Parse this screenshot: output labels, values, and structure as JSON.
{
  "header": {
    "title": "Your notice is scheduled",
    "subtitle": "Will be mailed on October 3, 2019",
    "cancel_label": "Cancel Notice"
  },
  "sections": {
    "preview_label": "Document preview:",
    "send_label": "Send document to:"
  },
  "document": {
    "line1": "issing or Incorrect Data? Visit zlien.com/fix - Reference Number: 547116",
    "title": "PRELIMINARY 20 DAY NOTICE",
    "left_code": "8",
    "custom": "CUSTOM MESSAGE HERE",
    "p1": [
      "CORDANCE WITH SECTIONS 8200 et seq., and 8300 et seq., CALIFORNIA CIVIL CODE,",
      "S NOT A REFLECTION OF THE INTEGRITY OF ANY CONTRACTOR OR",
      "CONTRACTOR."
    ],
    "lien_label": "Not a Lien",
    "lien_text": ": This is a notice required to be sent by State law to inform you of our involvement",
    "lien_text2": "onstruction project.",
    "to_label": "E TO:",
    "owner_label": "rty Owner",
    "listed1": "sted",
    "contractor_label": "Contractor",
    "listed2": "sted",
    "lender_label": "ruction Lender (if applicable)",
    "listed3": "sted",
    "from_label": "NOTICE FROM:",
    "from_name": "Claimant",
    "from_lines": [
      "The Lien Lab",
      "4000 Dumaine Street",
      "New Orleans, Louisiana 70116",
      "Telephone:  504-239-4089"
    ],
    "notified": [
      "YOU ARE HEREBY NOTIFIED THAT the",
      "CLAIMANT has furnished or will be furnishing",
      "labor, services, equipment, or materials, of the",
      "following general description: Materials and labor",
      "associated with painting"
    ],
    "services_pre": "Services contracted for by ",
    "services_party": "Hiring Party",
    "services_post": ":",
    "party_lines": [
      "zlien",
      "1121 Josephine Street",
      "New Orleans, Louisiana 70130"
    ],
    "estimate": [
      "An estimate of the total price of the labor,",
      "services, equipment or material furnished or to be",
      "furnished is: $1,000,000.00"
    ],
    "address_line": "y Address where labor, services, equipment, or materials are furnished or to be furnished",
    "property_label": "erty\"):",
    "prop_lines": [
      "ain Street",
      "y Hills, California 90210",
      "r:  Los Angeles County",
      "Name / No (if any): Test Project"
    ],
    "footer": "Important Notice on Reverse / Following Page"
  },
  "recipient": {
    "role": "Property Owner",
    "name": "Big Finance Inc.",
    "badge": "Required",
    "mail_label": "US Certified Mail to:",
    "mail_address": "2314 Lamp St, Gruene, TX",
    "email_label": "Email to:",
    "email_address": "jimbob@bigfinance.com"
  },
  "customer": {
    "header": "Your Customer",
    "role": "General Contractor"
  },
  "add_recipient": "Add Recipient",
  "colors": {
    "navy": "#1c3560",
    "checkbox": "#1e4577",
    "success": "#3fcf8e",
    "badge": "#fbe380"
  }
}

—————

**STATED PROBLEM**
Output the lines above verbatim and in full.

**THE RESPONSE**
Parse this screenshot: output labels, values, and structure as JSON.
{
  "header": {
    "title": "Your notice is scheduled",
    "subtitle": "Will be mailed on October 3, 2019",
    "cancel_label": "Cancel Notice"
  },
  "sections": {
    "preview_label": "Document preview:",
    "send_label": "Send document to:"
  },
  "document": {
    "line1": "issing or Incorrect Data? Visit zlien.com/fix - Reference Number: 547116",
    "title": "PRELIMINARY 20 DAY NOTICE",
    "left_code": "8",
    "custom": "CUSTOM MESSAGE HERE",
    "p1": [
      "CORDANCE WITH SECTIONS 8200 et seq., and 8300 et seq., CALIFORNIA CIVIL CODE,",
      "S NOT A REFLECTION OF THE INTEGRITY OF ANY CONTRACTOR OR",
      "CONTRACTOR."
    ],
    "lien_label": "Not a Lien",
    "lien_text": ": This is a notice required to be sent by State law to inform you of our involvement",
    "lien_text2": "onstruction project.",
    "to_label": "E TO:",
    "owner_label": "rty Owner",
    "listed1": "sted",
    "contractor_label": "Contractor",
    "listed2": "sted",
    "lender_label": "ruction Lender (if applicable)",
    "listed3": "sted",
    "from_label": "NOTICE FROM:",
    "from_name": "Claimant",
    "from_lines": [
      "The Lien Lab",
      "4000 Dumaine Street",
      "New Orleans, Louisiana 70116",
      "Telephone:  504-239-4089"
    ],
    "notified": [
      "YOU ARE HEREBY NOTIFIED THAT the",
      "CLAIMANT has furnished or will be furnishing",
      "labor, services, equipment, or materials, of the",
      "following general description: Materials and labor",
      "associated with painting"
    ],
    "services_pre": "Services contracted for by ",
    "services_party": "Hiring Party",
    "services_post": ":",
    "party_lines": [
      "zlien",
      "1121 Josephine Street",
      "New Orleans, Louisiana 70130"
    ],
    "estimate": [
      "An estimate of the total price of the labor,",
      "services, equipment or material furnished or to be",
      "furnished is: $1,000,000.00"
    ],
    "address_line": "y Address where labor, services, equipment, or materials are furnished or to be furnished",
    "property_label": "erty\"):",
    "prop_lines": [
      "ain Street",
      "y Hills, California 90210",
      "r:  Los Angeles County",
      "Name / No (if any): Test Project"
    ],
    "footer": "Important Notice on Reverse / Following Page"
  },
  "recipient": {
    "role": "Property Owner",
    "name": "Big Finance Inc.",
    "badge": "Required",
    "mail_label": "US Certified Mail to:",
    "mail_address": "2314 Lamp St, Gruene, TX",
    "email_label": "Email to:",
    "email_address": "jimbob@bigfinance.com"
  },
  "customer": {
    "header": "Your Customer",
    "role": "General Contractor"
  },
  "add_recipient": "Add Recipient",
  "colors": {
    "navy": "#1c3560",
    "checkbox": "#1e4577",
    "success": "#3fcf8e",
    "badge": "#fbe380"
  }
}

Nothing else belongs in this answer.